- **What you should do**: Pull each line holding "aprendizaje" out of the entries below.

Saved data entries
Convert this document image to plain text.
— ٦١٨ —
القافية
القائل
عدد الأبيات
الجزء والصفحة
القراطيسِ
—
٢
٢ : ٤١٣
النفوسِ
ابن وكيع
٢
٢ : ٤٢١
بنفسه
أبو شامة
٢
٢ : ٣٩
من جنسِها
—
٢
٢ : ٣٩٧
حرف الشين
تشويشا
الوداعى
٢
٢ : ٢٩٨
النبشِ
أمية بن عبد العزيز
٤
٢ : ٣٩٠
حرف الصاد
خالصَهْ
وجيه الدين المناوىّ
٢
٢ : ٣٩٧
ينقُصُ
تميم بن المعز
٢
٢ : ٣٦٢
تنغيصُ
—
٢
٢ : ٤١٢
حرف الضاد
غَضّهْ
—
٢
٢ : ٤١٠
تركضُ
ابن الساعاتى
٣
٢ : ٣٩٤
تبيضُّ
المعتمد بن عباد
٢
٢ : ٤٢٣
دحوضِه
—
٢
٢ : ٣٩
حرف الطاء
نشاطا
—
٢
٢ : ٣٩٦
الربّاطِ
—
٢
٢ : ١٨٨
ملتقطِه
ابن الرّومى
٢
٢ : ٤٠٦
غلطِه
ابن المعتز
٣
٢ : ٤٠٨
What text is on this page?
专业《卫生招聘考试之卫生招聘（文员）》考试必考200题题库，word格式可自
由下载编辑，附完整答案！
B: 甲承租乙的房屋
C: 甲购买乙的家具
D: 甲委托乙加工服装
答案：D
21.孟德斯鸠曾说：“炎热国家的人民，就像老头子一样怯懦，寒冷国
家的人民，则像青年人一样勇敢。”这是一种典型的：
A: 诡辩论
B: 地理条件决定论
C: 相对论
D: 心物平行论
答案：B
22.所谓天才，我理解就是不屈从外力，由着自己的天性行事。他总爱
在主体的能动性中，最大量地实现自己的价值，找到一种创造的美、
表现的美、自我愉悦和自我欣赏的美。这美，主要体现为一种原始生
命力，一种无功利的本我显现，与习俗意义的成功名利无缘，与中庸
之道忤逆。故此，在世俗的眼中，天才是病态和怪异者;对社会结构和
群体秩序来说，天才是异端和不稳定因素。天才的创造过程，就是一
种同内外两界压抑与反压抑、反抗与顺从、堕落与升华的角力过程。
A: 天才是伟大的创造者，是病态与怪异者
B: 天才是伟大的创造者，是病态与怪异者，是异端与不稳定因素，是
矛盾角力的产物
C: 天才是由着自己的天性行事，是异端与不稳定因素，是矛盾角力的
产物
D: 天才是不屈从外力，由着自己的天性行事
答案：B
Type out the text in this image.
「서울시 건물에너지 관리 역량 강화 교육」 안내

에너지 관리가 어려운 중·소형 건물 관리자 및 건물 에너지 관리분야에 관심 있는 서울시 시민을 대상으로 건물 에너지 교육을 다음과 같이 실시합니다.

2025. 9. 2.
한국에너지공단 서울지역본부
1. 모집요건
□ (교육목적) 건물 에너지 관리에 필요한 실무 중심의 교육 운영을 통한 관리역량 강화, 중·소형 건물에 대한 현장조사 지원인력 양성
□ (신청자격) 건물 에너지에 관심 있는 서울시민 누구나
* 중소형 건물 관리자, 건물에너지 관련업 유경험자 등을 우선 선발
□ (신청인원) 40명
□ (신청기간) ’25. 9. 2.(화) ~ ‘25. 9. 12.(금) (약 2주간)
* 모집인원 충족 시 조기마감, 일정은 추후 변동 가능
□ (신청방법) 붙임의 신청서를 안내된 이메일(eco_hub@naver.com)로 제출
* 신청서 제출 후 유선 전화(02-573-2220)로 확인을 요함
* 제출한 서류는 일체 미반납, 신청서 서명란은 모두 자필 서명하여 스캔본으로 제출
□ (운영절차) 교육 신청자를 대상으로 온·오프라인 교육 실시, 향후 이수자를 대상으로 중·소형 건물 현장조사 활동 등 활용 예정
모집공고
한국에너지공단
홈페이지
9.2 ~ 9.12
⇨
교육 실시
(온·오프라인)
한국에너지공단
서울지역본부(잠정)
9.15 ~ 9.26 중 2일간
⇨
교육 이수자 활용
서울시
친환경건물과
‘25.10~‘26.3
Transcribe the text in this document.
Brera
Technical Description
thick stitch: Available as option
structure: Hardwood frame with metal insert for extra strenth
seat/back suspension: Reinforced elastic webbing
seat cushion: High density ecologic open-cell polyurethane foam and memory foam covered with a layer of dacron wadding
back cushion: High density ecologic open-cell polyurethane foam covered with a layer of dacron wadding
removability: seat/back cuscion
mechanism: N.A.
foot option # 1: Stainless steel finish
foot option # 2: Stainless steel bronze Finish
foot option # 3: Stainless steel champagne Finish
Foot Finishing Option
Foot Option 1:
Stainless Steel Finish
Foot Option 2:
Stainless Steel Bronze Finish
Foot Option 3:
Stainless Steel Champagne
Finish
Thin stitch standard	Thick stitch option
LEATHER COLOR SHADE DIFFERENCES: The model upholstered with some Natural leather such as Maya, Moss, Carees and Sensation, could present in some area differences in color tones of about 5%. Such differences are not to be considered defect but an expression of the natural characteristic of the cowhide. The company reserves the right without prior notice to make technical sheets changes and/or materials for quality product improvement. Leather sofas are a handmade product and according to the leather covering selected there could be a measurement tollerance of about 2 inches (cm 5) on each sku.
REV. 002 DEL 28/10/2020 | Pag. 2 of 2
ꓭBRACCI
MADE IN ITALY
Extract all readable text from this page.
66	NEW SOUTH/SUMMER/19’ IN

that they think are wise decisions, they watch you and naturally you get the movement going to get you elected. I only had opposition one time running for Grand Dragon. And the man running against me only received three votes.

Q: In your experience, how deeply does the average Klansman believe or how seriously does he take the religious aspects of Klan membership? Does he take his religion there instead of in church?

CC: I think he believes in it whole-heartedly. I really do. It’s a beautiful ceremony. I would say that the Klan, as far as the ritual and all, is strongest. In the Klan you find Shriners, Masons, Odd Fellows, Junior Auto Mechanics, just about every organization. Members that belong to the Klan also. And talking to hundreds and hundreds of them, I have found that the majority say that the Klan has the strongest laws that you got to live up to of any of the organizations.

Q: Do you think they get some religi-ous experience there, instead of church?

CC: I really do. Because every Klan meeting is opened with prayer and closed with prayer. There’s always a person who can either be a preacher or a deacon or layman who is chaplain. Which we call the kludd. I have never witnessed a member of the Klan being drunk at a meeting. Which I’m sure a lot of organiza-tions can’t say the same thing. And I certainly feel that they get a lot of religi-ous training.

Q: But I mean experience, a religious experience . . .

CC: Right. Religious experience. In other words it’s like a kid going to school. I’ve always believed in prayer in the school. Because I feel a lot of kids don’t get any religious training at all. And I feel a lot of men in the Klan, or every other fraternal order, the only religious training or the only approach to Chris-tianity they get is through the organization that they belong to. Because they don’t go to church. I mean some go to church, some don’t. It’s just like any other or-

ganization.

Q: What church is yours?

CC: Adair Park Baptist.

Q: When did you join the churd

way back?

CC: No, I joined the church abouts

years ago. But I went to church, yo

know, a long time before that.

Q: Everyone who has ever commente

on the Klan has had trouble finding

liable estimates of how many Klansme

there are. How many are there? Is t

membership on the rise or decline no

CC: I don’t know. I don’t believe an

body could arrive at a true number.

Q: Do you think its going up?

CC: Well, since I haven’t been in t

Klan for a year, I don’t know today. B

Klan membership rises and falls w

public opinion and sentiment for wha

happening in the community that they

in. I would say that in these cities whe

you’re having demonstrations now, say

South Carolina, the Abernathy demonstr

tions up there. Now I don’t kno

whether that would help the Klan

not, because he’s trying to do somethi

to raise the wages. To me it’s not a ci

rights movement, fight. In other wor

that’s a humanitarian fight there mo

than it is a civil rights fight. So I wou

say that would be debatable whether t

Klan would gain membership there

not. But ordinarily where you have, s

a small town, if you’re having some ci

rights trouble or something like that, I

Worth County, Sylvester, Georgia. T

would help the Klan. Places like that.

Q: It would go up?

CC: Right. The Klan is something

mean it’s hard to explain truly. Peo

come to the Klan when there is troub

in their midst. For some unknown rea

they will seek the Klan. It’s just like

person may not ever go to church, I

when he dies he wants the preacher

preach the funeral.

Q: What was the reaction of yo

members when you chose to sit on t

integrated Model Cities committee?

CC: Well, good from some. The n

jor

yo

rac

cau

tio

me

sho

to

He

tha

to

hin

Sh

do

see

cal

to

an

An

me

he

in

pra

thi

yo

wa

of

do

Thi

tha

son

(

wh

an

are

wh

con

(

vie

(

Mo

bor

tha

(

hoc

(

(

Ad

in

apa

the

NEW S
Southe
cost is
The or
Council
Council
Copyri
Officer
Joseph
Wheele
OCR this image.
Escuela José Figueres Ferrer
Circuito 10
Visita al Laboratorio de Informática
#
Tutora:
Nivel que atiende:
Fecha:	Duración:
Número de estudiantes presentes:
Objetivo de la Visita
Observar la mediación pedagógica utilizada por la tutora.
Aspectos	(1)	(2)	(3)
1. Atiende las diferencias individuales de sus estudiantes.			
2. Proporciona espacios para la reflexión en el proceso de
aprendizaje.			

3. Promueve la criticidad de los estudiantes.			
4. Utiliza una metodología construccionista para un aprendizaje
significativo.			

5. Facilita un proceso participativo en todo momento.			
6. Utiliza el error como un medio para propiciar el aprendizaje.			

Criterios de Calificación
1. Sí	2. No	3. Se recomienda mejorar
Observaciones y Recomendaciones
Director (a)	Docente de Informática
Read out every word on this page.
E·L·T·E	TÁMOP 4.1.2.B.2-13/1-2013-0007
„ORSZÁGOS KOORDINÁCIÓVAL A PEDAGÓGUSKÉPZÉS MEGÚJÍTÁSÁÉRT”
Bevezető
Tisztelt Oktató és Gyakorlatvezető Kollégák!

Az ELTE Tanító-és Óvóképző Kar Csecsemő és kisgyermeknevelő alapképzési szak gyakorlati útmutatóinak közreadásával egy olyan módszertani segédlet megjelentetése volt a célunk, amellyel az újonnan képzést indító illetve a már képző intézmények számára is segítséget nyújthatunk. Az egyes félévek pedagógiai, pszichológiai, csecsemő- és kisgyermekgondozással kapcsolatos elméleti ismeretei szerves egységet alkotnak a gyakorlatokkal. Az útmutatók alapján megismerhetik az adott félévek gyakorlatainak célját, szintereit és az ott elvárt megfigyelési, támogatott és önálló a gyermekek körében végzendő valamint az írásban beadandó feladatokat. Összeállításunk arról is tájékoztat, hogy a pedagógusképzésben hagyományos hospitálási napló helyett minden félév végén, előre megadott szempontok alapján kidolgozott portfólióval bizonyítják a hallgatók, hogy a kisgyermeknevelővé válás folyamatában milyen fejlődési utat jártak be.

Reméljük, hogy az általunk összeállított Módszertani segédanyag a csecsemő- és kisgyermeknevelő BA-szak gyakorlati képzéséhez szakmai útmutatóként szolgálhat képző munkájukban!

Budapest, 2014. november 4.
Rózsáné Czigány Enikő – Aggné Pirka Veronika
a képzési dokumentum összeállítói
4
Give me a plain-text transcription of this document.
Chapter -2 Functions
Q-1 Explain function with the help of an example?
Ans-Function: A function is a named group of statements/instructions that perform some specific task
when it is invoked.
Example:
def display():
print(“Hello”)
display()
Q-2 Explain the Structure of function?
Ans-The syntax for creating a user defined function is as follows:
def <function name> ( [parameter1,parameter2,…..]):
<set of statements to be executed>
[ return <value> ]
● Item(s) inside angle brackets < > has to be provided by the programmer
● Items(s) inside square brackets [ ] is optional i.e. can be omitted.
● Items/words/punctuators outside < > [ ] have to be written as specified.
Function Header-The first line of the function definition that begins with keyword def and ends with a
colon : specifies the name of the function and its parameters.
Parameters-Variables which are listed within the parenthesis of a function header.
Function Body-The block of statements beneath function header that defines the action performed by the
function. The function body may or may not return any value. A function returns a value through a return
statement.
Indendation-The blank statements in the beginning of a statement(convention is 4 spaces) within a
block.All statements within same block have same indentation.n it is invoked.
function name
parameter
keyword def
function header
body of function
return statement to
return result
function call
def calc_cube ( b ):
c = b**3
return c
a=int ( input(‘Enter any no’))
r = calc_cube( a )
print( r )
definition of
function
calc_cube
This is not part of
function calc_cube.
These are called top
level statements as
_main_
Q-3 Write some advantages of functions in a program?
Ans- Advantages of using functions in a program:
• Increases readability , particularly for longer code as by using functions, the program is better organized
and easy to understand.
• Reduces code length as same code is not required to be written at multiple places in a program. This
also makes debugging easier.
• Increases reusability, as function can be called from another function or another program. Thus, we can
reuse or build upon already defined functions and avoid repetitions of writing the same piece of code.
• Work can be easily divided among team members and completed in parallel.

- **Response to the task**:
aprendizaje.			
4. Utiliza una metodología construccionista para un aprendizaje
6. Utiliza el error como un medio para propiciar el aprendizaje.			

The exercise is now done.